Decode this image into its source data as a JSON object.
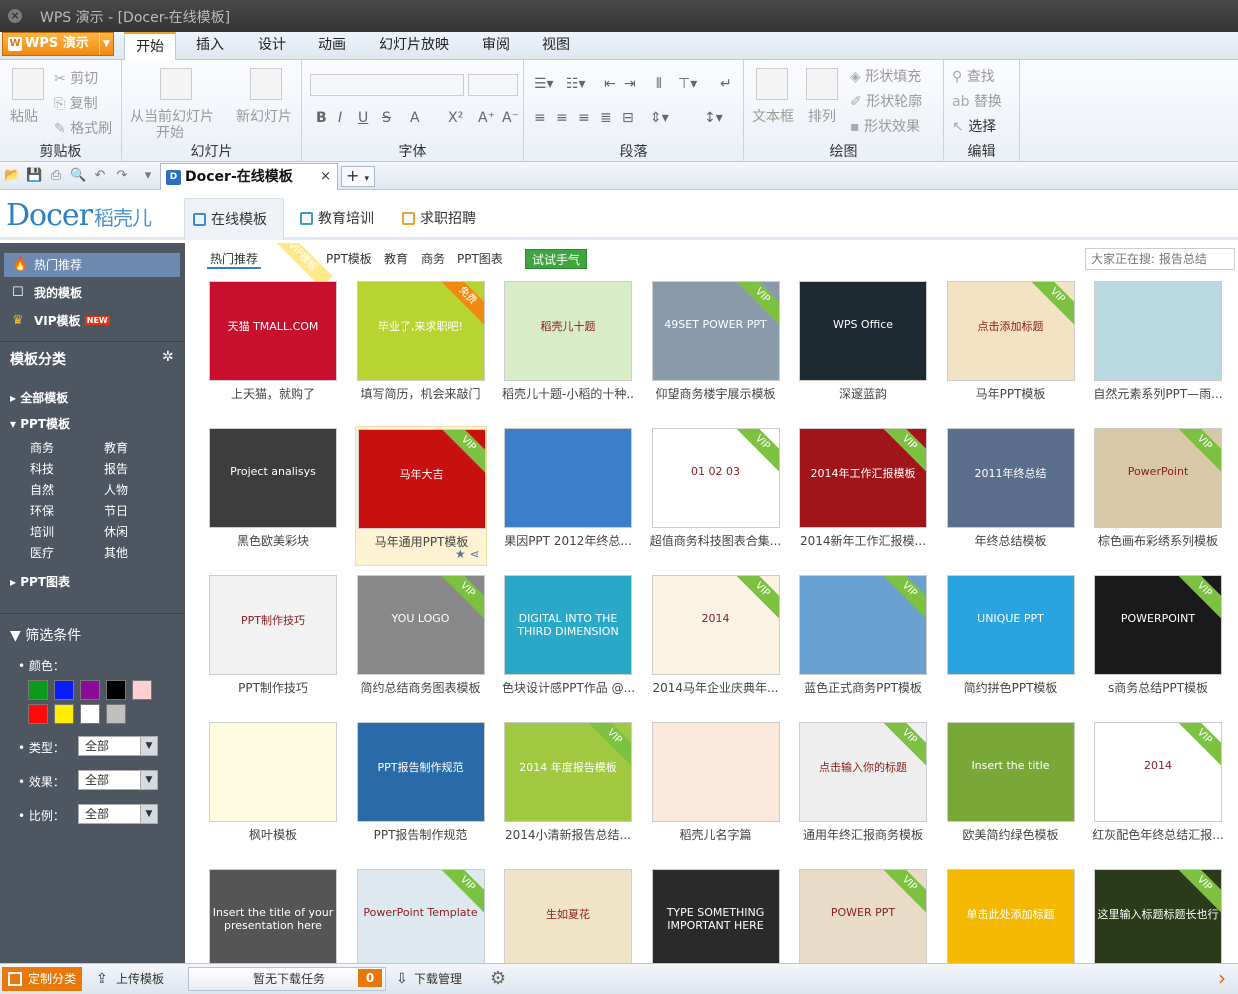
{
  "window": {
    "title": "WPS 演示 - [Docer-在线模板]"
  },
  "menu": {
    "app_button": "WPS 演示",
    "tabs": [
      "开始",
      "插入",
      "设计",
      "动画",
      "幻灯片放映",
      "审阅",
      "视图"
    ]
  },
  "ribbon": {
    "clipboard": {
      "paste": "粘贴",
      "cut": "剪切",
      "copy": "复制",
      "format_painter": "格式刷",
      "label": "剪贴板"
    },
    "slides": {
      "from_current_1": "从当前幻灯片",
      "from_current_2": "开始",
      "new_slide": "新幻灯片",
      "label": "幻灯片"
    },
    "font": {
      "label": "字体",
      "bold": "B",
      "italic": "I",
      "underline": "U",
      "strike": "S",
      "font_color": "A",
      "superscript": "X²",
      "grow": "A⁺",
      "shrink": "A⁻"
    },
    "paragraph": {
      "label": "段落"
    },
    "drawing": {
      "textbox": "文本框",
      "arrange": "排列",
      "shape_fill": "形状填充",
      "shape_outline": "形状轮廓",
      "shape_effect": "形状效果",
      "label": "绘图"
    },
    "editing": {
      "find": "查找",
      "replace": "替换",
      "select": "选择",
      "label": "编辑"
    }
  },
  "doc_tab": {
    "title": "Docer-在线模板",
    "close": "×",
    "new": "+"
  },
  "docer": {
    "logo_en": "Docer",
    "logo_cn": "稻壳儿",
    "tabs": [
      "在线模板",
      "教育培训",
      "求职招聘"
    ]
  },
  "sidebar": {
    "top_items": [
      {
        "label": "热门推荐",
        "icon": "flame-icon"
      },
      {
        "label": "我的模板",
        "icon": "square-icon"
      },
      {
        "label": "VIP模板",
        "icon": "crown-icon",
        "badge": "NEW"
      }
    ],
    "categories_title": "模板分类",
    "tree": {
      "all": "全部模板",
      "ppt": "PPT模板",
      "ppt_chart": "PPT图表"
    },
    "subcats": [
      [
        "商务",
        "教育"
      ],
      [
        "科技",
        "报告"
      ],
      [
        "自然",
        "人物"
      ],
      [
        "环保",
        "节日"
      ],
      [
        "培训",
        "休闲"
      ],
      [
        "医疗",
        "其他"
      ]
    ],
    "filter_title": "筛选条件",
    "color_label": "颜色：",
    "colors": [
      "#0a9a1c",
      "#0a1aff",
      "#8a0a9a",
      "#000000",
      "#ffd0d0",
      "#ff0a0a",
      "#ffee00",
      "#ffffff",
      "#bfbfbf"
    ],
    "filters": [
      {
        "label": "类型：",
        "value": "全部"
      },
      {
        "label": "效果：",
        "value": "全部"
      },
      {
        "label": "比例：",
        "value": "全部"
      }
    ]
  },
  "content": {
    "filter_tabs": [
      "热门推荐",
      "VIP模板",
      "PPT模板",
      "教育",
      "商务",
      "PPT图表"
    ],
    "try_button": "试试手气",
    "search_placeholder": "大家正在搜: 报告总结",
    "vip_badge": "VIP",
    "free_badge": "免费",
    "templates": [
      {
        "title": "上天猫，就购了",
        "color": "#c8102e",
        "thumb_text": "天猫 TMALL.COM",
        "vip": false
      },
      {
        "title": "填写简历，机会来敲门",
        "color": "#b8d430",
        "thumb_text": "毕业了,来求职吧!",
        "vip": false,
        "free": true
      },
      {
        "title": "稻壳儿十题-小稻的十种...",
        "color": "#d9ecc8",
        "thumb_text": "稻壳儿十题",
        "vip": false
      },
      {
        "title": "仰望商务楼宇展示模板",
        "color": "#8a9aaa",
        "thumb_text": "49SET POWER PPT",
        "vip": true
      },
      {
        "title": "深邃蓝韵",
        "color": "#1e2a32",
        "thumb_text": "WPS Office",
        "vip": false
      },
      {
        "title": "马年PPT模板",
        "color": "#f4e2c4",
        "thumb_text": "点击添加标题",
        "vip": true
      },
      {
        "title": "自然元素系列PPT—雨...",
        "color": "#b9d8e0",
        "thumb_text": "",
        "vip": false
      },
      {
        "title": "黑色欧美彩块",
        "color": "#3d3d3d",
        "thumb_text": "Project analisys",
        "vip": false
      },
      {
        "title": "马年通用PPT模板",
        "color": "#c81010",
        "thumb_text": "马年大吉",
        "vip": true,
        "selected": true
      },
      {
        "title": "果因PPT 2012年终总...",
        "color": "#3a7fc8",
        "thumb_text": "",
        "vip": false
      },
      {
        "title": "超值商务科技图表合集...",
        "color": "#ffffff",
        "thumb_text": "01 02 03",
        "vip": true
      },
      {
        "title": "2014新年工作汇报模...",
        "color": "#a0141a",
        "thumb_text": "2014年工作汇报模板",
        "vip": true
      },
      {
        "title": "年终总结模板",
        "color": "#5a6e8c",
        "thumb_text": "2011年终总结",
        "vip": false
      },
      {
        "title": "棕色画布彩绣系列模板",
        "color": "#d9c8a8",
        "thumb_text": "PowerPoint",
        "vip": true
      },
      {
        "title": "PPT制作技巧",
        "color": "#f2f2f2",
        "thumb_text": "PPT制作技巧",
        "vip": false
      },
      {
        "title": "简约总结商务图表模板",
        "color": "#888888",
        "thumb_text": "YOU LOGO",
        "vip": true
      },
      {
        "title": "色块设计感PPT作品 @...",
        "color": "#2aa8c8",
        "thumb_text": "DIGITAL INTO THE THIRD DIMENSION",
        "vip": false
      },
      {
        "title": "2014马年企业庆典年...",
        "color": "#fbf2e4",
        "thumb_text": "2014",
        "vip": true
      },
      {
        "title": "蓝色正式商务PPT模板",
        "color": "#6aa0d0",
        "thumb_text": "",
        "vip": true
      },
      {
        "title": "简约拼色PPT模板",
        "color": "#2aa4e0",
        "thumb_text": "UNIQUE PPT",
        "vip": false
      },
      {
        "title": "s商务总结PPT模板",
        "color": "#1a1a1a",
        "thumb_text": "POWERPOINT",
        "vip": true
      },
      {
        "title": "枫叶模板",
        "color": "#fffbe0",
        "thumb_text": "",
        "vip": false
      },
      {
        "title": "PPT报告制作规范",
        "color": "#2a6aa8",
        "thumb_text": "PPT报告制作规范",
        "vip": false
      },
      {
        "title": "2014小清新报告总结...",
        "color": "#a0c840",
        "thumb_text": "2014 年度报告模板",
        "vip": true
      },
      {
        "title": "稻壳儿名字篇",
        "color": "#fbe8dc",
        "thumb_text": "",
        "vip": false
      },
      {
        "title": "通用年终汇报商务模板",
        "color": "#eeeeee",
        "thumb_text": "点击输入你的标题",
        "vip": true
      },
      {
        "title": "欧美简约绿色模板",
        "color": "#7aa838",
        "thumb_text": "Insert the title",
        "vip": false
      },
      {
        "title": "红灰配色年终总结汇报...",
        "color": "#ffffff",
        "thumb_text": "2014",
        "vip": true
      },
      {
        "title": "",
        "color": "#555555",
        "thumb_text": "Insert the title of your presentation here",
        "vip": false
      },
      {
        "title": "",
        "color": "#dde8f0",
        "thumb_text": "PowerPoint Template",
        "vip": true
      },
      {
        "title": "",
        "color": "#f0e4c8",
        "thumb_text": "生如夏花",
        "vip": false
      },
      {
        "title": "",
        "color": "#2a2a2a",
        "thumb_text": "TYPE SOMETHING IMPORTANT HERE",
        "vip": false
      },
      {
        "title": "",
        "color": "#e8dcc8",
        "thumb_text": "POWER PPT",
        "vip": true
      },
      {
        "title": "",
        "color": "#f5b800",
        "thumb_text": "单击此处添加标题",
        "vip": false
      },
      {
        "title": "",
        "color": "#2a3a1a",
        "thumb_text": "这里输入标题标题长也行",
        "vip": true
      }
    ]
  },
  "status": {
    "custom_category": "定制分类",
    "upload": "上传模板",
    "download_status": "暂无下载任务",
    "download_count": "0",
    "download_manager": "下载管理"
  }
}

The request: Copy all lines of the material above where the string "Insert" occurs.

Reply to the task:
        "thumb_text": "Insert the title",
        "thumb_text": "Insert the title of your presentation here",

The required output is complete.